▶ Written request
Without the pictures, return all of the material exactly as written.

▶ Recorded data
──────────────────────────────
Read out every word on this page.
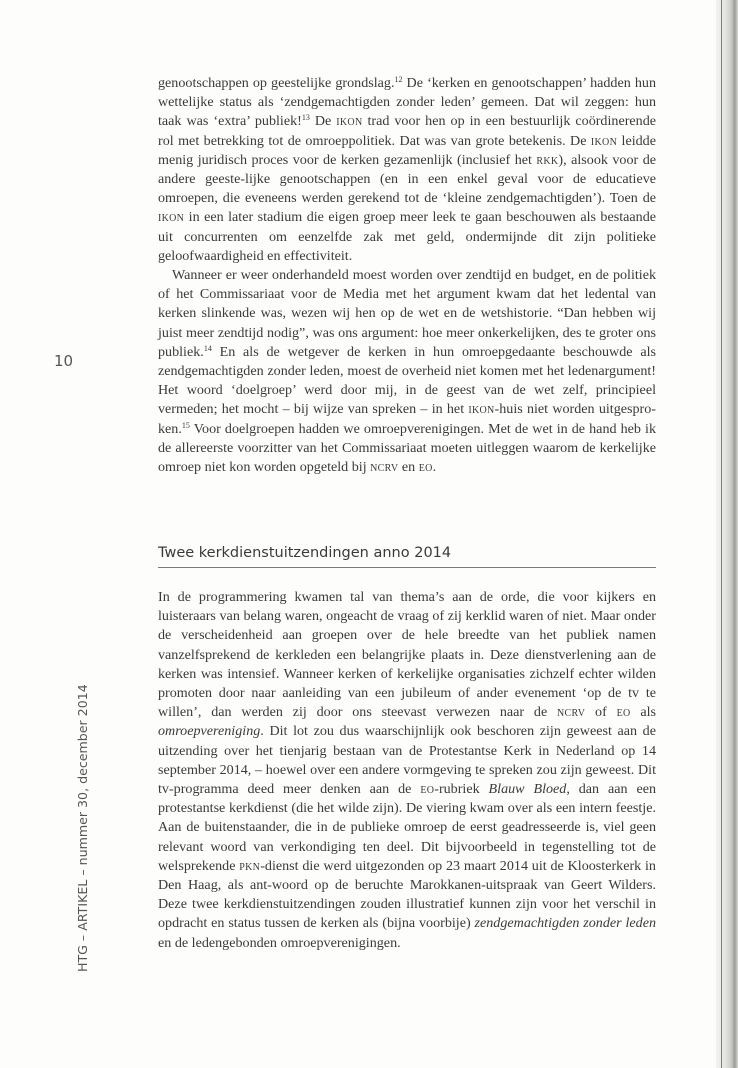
10
HTG – ARTIKEL – nummer 30, december 2014

genootschappen op geestelijke grondslag.$^{12}$ De ‘kerken en genootschappen’ hadden hun wettelijke status als ‘zendgemachtigden zonder leden’ gemeen. Dat wil zeggen: hun taak was ‘extra’ publiek!$^{13}$ De ikon trad voor hen op in een bestuurlijk coördinerende rol met betrekking tot de omroeppolitiek. Dat was van grote betekenis. De ikon leidde menig juridisch proces voor de kerken gezamenlijk (inclusief het rkk), alsook voor de andere geeste-lijke genootschappen (en in een enkel geval voor de educatieve omroepen, die eveneens werden gerekend tot de ‘kleine zendgemachtigden’). Toen de ikon in een later stadium die eigen groep meer leek te gaan beschouwen als bestaande uit concurrenten om eenzelfde zak met geld, ondermijnde dit zijn politieke geloofwaardigheid en effectiviteit.

Wanneer er weer onderhandeld moest worden over zendtijd en budget, en de politiek of het Commissariaat voor de Media met het argument kwam dat het ledental van kerken slinkende was, wezen wij hen op de wet en de wetshistorie. “Dan hebben wij juist meer zendtijd nodig”, was ons argument: hoe meer onkerkelijken, des te groter ons publiek.$^{14}$ En als de wetgever de kerken in hun omroepgedaante beschouwde als zendgemachtigden zonder leden, moest de overheid niet komen met het ledenargument! Het woord ‘doelgroep’ werd door mij, in de geest van de wet zelf, principieel vermeden; het mocht – bij wijze van spreken – in het ikon-huis niet worden uitgespro-ken.$^{15}$ Voor doelgroepen hadden we omroepverenigingen. Met de wet in de hand heb ik de allereerste voorzitter van het Commissariaat moeten uitleggen waarom de kerkelijke omroep niet kon worden opgeteld bij ncrv en eo.

Twee kerkdienstuitzendingen anno 2014

In de programmering kwamen tal van thema’s aan de orde, die voor kijkers en luisteraars van belang waren, ongeacht de vraag of zij kerklid waren of niet. Maar onder de verscheidenheid aan groepen over de hele breedte van het publiek namen vanzelfsprekend de kerkleden een belangrijke plaats in. Deze dienstverlening aan de kerken was intensief. Wanneer kerken of kerkelijke organisaties zichzelf echter wilden promoten door naar aanleiding van een jubileum of ander evenement ‘op de tv te willen’, dan werden zij door ons steevast verwezen naar de ncrv of eo als omroepvereniging. Dit lot zou dus waarschijnlijk ook beschoren zijn geweest aan de uitzending over het tienjarig bestaan van de Protestantse Kerk in Nederland op 14 september 2014, – hoewel over een andere vormgeving te spreken zou zijn geweest. Dit tv-programma deed meer denken aan de eo-rubriek Blauw Bloed, dan aan een protestantse kerkdienst (die het wilde zijn). De viering kwam over als een intern feestje. Aan de buitenstaander, die in de publieke omroep de eerst geadresseerde is, viel geen relevant woord van verkondiging ten deel. Dit bijvoorbeeld in tegenstelling tot de welsprekende pkn-dienst die werd uitgezonden op 23 maart 2014 uit de Kloosterkerk in Den Haag, als ant-woord op de beruchte Marokkanen-uitspraak van Geert Wilders. Deze twee kerkdienstuitzendingen zouden illustratief kunnen zijn voor het verschil in opdracht en status tussen de kerken als (bijna voorbije) zendgemachtigden zonder leden en de ledengebonden omroepverenigingen.
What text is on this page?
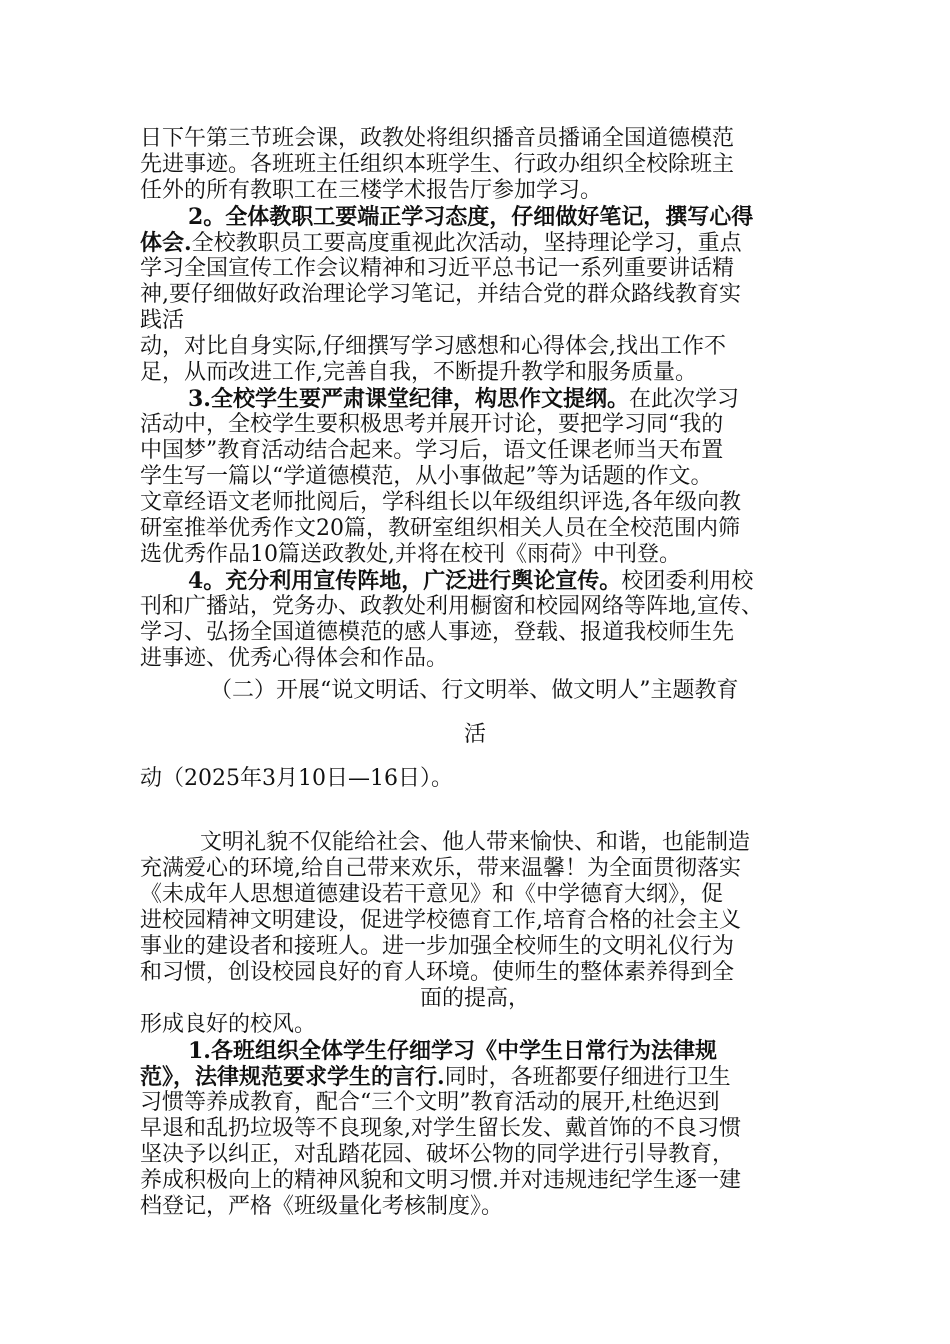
日下午第三节班会课，政教处将组织播音员播诵全国道德模范
先进事迹。各班班主任组织本班学生、行政办组织全校除班主
任外的所有教职工在三楼学术报告厅参加学习。
2。全体教职工要端正学习态度，仔细做好笔记，撰写心得
体会.全校教职员工要高度重视此次活动，坚持理论学习，重点
学习全国宣传工作会议精神和习近平总书记一系列重要讲话精
神,要仔细做好政治理论学习笔记，并结合党的群众路线教育实
践活
动，对比自身实际,仔细撰写学习感想和心得体会,找出工作不
足，从而改进工作,完善自我，不断提升教学和服务质量。
3.全校学生要严肃课堂纪律，构思作文提纲。在此次学习
活动中，全校学生要积极思考并展开讨论，要把学习同“我的
中国梦”教育活动结合起来。学习后，语文任课老师当天布置
学生写一篇以“学道德模范，从小事做起”等为话题的作文。
文章经语文老师批阅后，学科组长以年级组织评选,各年级向教
研室推举优秀作文20篇，教研室组织相关人员在全校范围内筛
选优秀作品10篇送政教处,并将在校刊《雨荷》中刊登。
4。充分利用宣传阵地，广泛进行舆论宣传。校团委利用校
刊和广播站，党务办、政教处利用橱窗和校园网络等阵地,宣传、
学习、弘扬全国道德模范的感人事迹，登载、报道我校师生先
进事迹、优秀心得体会和作品。
（二）开展“说文明话、行文明举、做文明人”主题教育
活
动（2025年3月10日—16日）。
文明礼貌不仅能给社会、他人带来愉快、和谐，也能制造
充满爱心的环境,给自己带来欢乐，带来温馨！为全面贯彻落实
《未成年人思想道德建设若干意见》和《中学德育大纲》，促
进校园精神文明建设，促进学校德育工作,培育合格的社会主义
事业的建设者和接班人。进一步加强全校师生的文明礼仪行为
和习惯，创设校园良好的育人环境。使师生的整体素养得到全
面的提高，
形成良好的校风。
1.各班组织全体学生仔细学习《中学生日常行为法律规
范》，法律规范要求学生的言行.同时，各班都要仔细进行卫生
习惯等养成教育，配合“三个文明”教育活动的展开,杜绝迟到
早退和乱扔垃圾等不良现象,对学生留长发、戴首饰的不良习惯
坚决予以纠正，对乱踏花园、破坏公物的同学进行引导教育，
养成积极向上的精神风貌和文明习惯.并对违规违纪学生逐一建
档登记，严格《班级量化考核制度》。
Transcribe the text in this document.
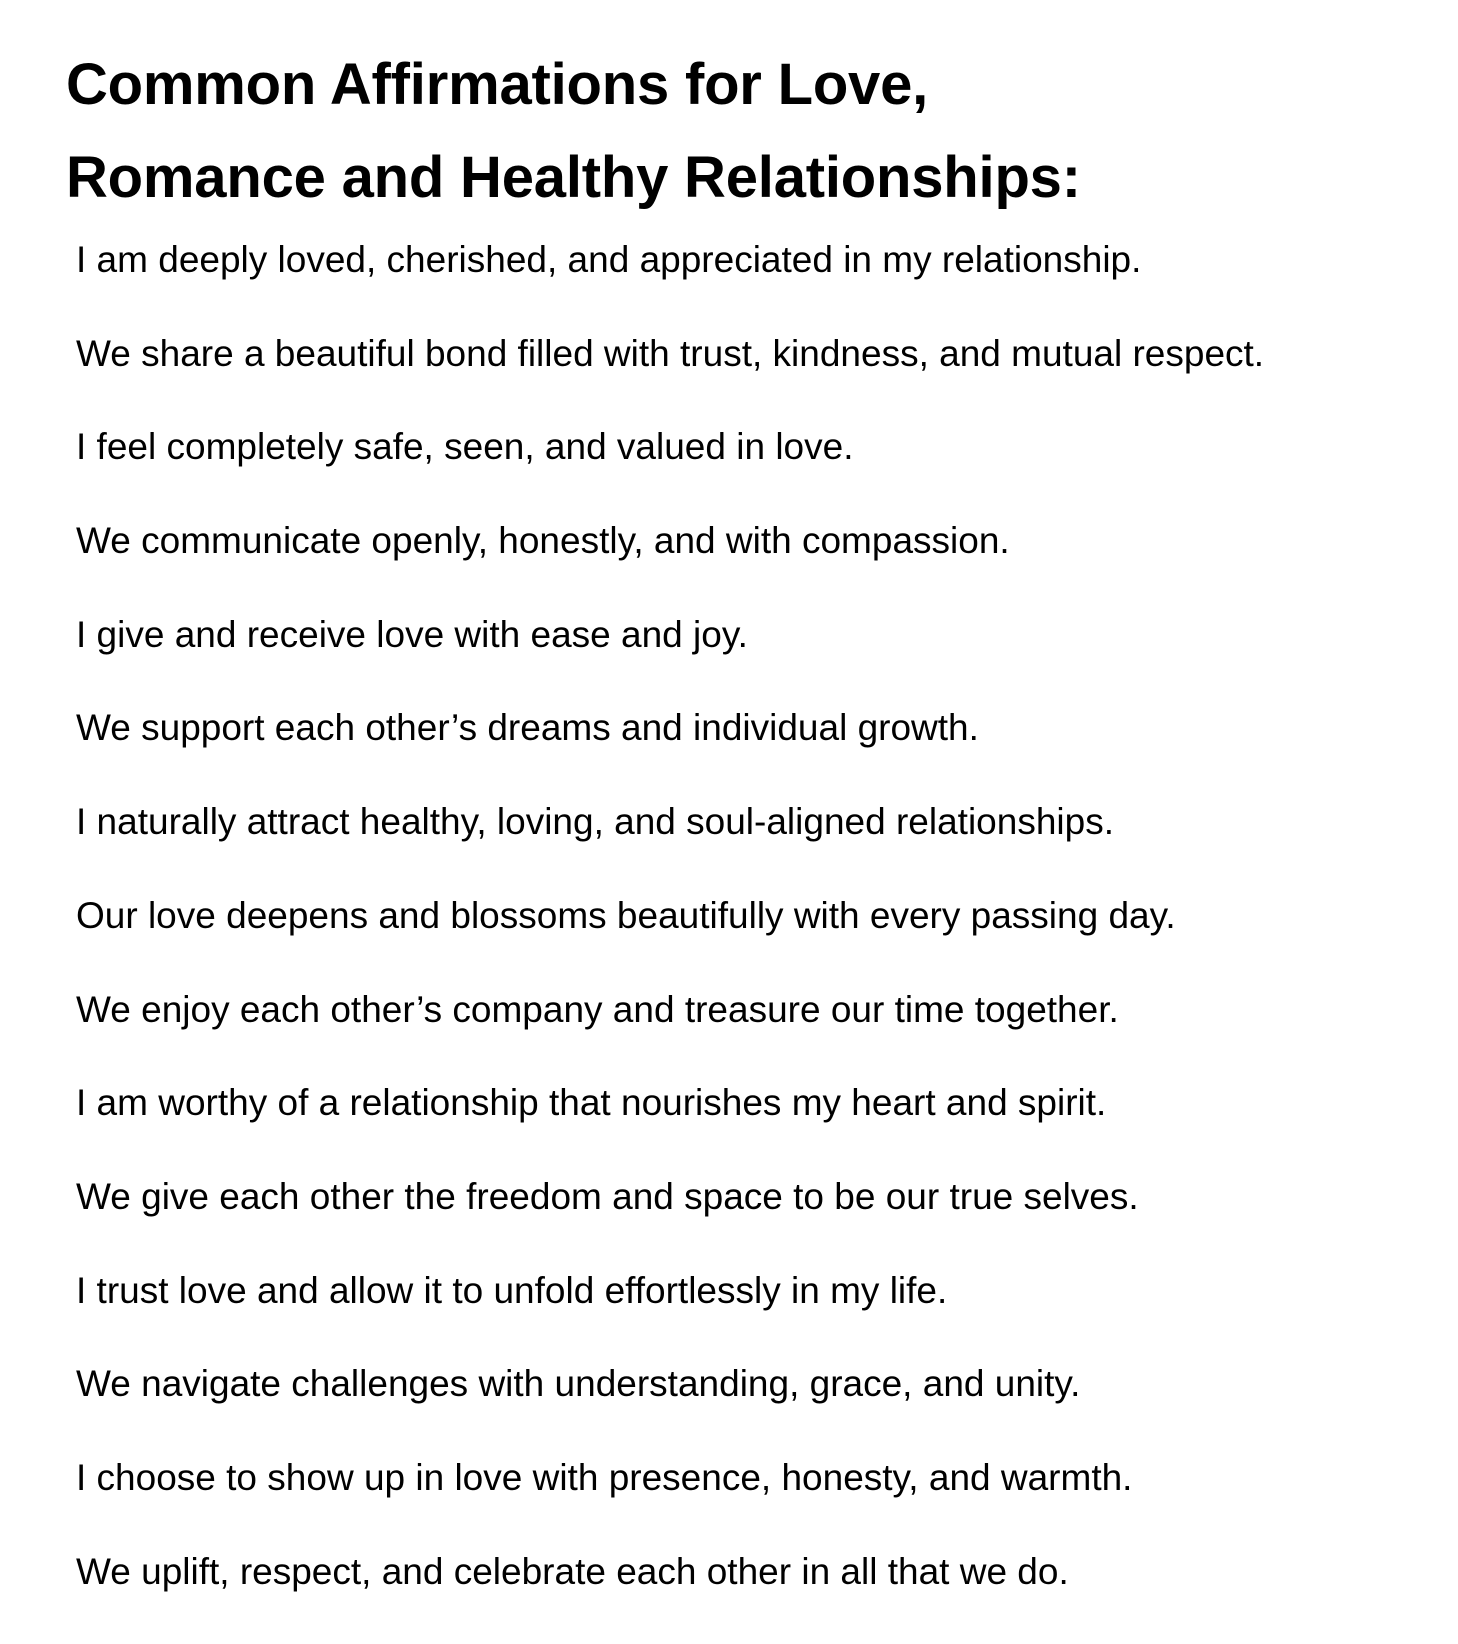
Common Affirmations for Love,
Romance and Healthy Relationships:
I am deeply loved, cherished, and appreciated in my relationship.
We share a beautiful bond filled with trust, kindness, and mutual respect.
I feel completely safe, seen, and valued in love.
We communicate openly, honestly, and with compassion.
I give and receive love with ease and joy.
We support each other’s dreams and individual growth.
I naturally attract healthy, loving, and soul-aligned relationships.
Our love deepens and blossoms beautifully with every passing day.
We enjoy each other’s company and treasure our time together.
I am worthy of a relationship that nourishes my heart and spirit.
We give each other the freedom and space to be our true selves.
I trust love and allow it to unfold effortlessly in my life.
We navigate challenges with understanding, grace, and unity.
I choose to show up in love with presence, honesty, and warmth.
We uplift, respect, and celebrate each other in all that we do.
──────────────────────────────
▶ Answer for the task
Read out every word on this page.
10
HTG – ARTIKEL – nummer 30, december 2014

genootschappen op geestelijke grondslag.$^{12}$ De ‘kerken en genootschappen’ hadden hun wettelijke status als ‘zendgemachtigden zonder leden’ gemeen. Dat wil zeggen: hun taak was ‘extra’ publiek!$^{13}$ De ikon trad voor hen op in een bestuurlijk coördinerende rol met betrekking tot de omroeppolitiek. Dat was van grote betekenis. De ikon leidde menig juridisch proces voor de kerken gezamenlijk (inclusief het rkk), alsook voor de andere geeste-lijke genootschappen (en in een enkel geval voor de educatieve omroepen, die eveneens werden gerekend tot de ‘kleine zendgemachtigden’). Toen de ikon in een later stadium die eigen groep meer leek te gaan beschouwen als bestaande uit concurrenten om eenzelfde zak met geld, ondermijnde dit zijn politieke geloofwaardigheid en effectiviteit.

Wanneer er weer onderhandeld moest worden over zendtijd en budget, en de politiek of het Commissariaat voor de Media met het argument kwam dat het ledental van kerken slinkende was, wezen wij hen op de wet en de wetshistorie. “Dan hebben wij juist meer zendtijd nodig”, was ons argument: hoe meer onkerkelijken, des te groter ons publiek.$^{14}$ En als de wetgever de kerken in hun omroepgedaante beschouwde als zendgemachtigden zonder leden, moest de overheid niet komen met het ledenargument! Het woord ‘doelgroep’ werd door mij, in de geest van de wet zelf, principieel vermeden; het mocht – bij wijze van spreken – in het ikon-huis niet worden uitgespro-ken.$^{15}$ Voor doelgroepen hadden we omroepverenigingen. Met de wet in de hand heb ik de allereerste voorzitter van het Commissariaat moeten uitleggen waarom de kerkelijke omroep niet kon worden opgeteld bij ncrv en eo.

Twee kerkdienstuitzendingen anno 2014

In de programmering kwamen tal van thema’s aan de orde, die voor kijkers en luisteraars van belang waren, ongeacht de vraag of zij kerklid waren of niet. Maar onder de verscheidenheid aan groepen over de hele breedte van het publiek namen vanzelfsprekend de kerkleden een belangrijke plaats in. Deze dienstverlening aan de kerken was intensief. Wanneer kerken of kerkelijke organisaties zichzelf echter wilden promoten door naar aanleiding van een jubileum of ander evenement ‘op de tv te willen’, dan werden zij door ons steevast verwezen naar de ncrv of eo als omroepvereniging. Dit lot zou dus waarschijnlijk ook beschoren zijn geweest aan de uitzending over het tienjarig bestaan van de Protestantse Kerk in Nederland op 14 september 2014, – hoewel over een andere vormgeving te spreken zou zijn geweest. Dit tv-programma deed meer denken aan de eo-rubriek Blauw Bloed, dan aan een protestantse kerkdienst (die het wilde zijn). De viering kwam over als een intern feestje. Aan de buitenstaander, die in de publieke omroep de eerst geadresseerde is, viel geen relevant woord van verkondiging ten deel. Dit bijvoorbeeld in tegenstelling tot de welsprekende pkn-dienst die werd uitgezonden op 23 maart 2014 uit de Kloosterkerk in Den Haag, als ant-woord op de beruchte Marokkanen-uitspraak van Geert Wilders. Deze twee kerkdienstuitzendingen zouden illustratief kunnen zijn voor het verschil in opdracht en status tussen de kerken als (bijna voorbije) zendgemachtigden zonder leden en de ledengebonden omroepverenigingen.
What text is on this page?
日下午第三节班会课，政教处将组织播音员播诵全国道德模范
先进事迹。各班班主任组织本班学生、行政办组织全校除班主
任外的所有教职工在三楼学术报告厅参加学习。
2。全体教职工要端正学习态度，仔细做好笔记，撰写心得
体会.全校教职员工要高度重视此次活动，坚持理论学习，重点
学习全国宣传工作会议精神和习近平总书记一系列重要讲话精
神,要仔细做好政治理论学习笔记，并结合党的群众路线教育实
践活
动，对比自身实际,仔细撰写学习感想和心得体会,找出工作不
足，从而改进工作,完善自我，不断提升教学和服务质量。
3.全校学生要严肃课堂纪律，构思作文提纲。在此次学习
活动中，全校学生要积极思考并展开讨论，要把学习同“我的
中国梦”教育活动结合起来。学习后，语文任课老师当天布置
学生写一篇以“学道德模范，从小事做起”等为话题的作文。
文章经语文老师批阅后，学科组长以年级组织评选,各年级向教
研室推举优秀作文20篇，教研室组织相关人员在全校范围内筛
选优秀作品10篇送政教处,并将在校刊《雨荷》中刊登。
4。充分利用宣传阵地，广泛进行舆论宣传。校团委利用校
刊和广播站，党务办、政教处利用橱窗和校园网络等阵地,宣传、
学习、弘扬全国道德模范的感人事迹，登载、报道我校师生先
进事迹、优秀心得体会和作品。
（二）开展“说文明话、行文明举、做文明人”主题教育
活
动（2025年3月10日—16日）。
文明礼貌不仅能给社会、他人带来愉快、和谐，也能制造
充满爱心的环境,给自己带来欢乐，带来温馨！为全面贯彻落实
《未成年人思想道德建设若干意见》和《中学德育大纲》，促
进校园精神文明建设，促进学校德育工作,培育合格的社会主义
事业的建设者和接班人。进一步加强全校师生的文明礼仪行为
和习惯，创设校园良好的育人环境。使师生的整体素养得到全
面的提高，
形成良好的校风。
1.各班组织全体学生仔细学习《中学生日常行为法律规
范》，法律规范要求学生的言行.同时，各班都要仔细进行卫生
习惯等养成教育，配合“三个文明”教育活动的展开,杜绝迟到
早退和乱扔垃圾等不良现象,对学生留长发、戴首饰的不良习惯
坚决予以纠正，对乱踏花园、破坏公物的同学进行引导教育，
养成积极向上的精神风貌和文明习惯.并对违规违纪学生逐一建
档登记，严格《班级量化考核制度》。
Transcribe the text in this document.
Common Affirmations for Love,
Romance and Healthy Relationships:
I am deeply loved, cherished, and appreciated in my relationship.
We share a beautiful bond filled with trust, kindness, and mutual respect.
I feel completely safe, seen, and valued in love.
We communicate openly, honestly, and with compassion.
I give and receive love with ease and joy.
We support each other’s dreams and individual growth.
I naturally attract healthy, loving, and soul-aligned relationships.
Our love deepens and blossoms beautifully with every passing day.
We enjoy each other’s company and treasure our time together.
I am worthy of a relationship that nourishes my heart and spirit.
We give each other the freedom and space to be our true selves.
I trust love and allow it to unfold effortlessly in my life.
We navigate challenges with understanding, grace, and unity.
I choose to show up in love with presence, honesty, and warmth.
We uplift, respect, and celebrate each other in all that we do.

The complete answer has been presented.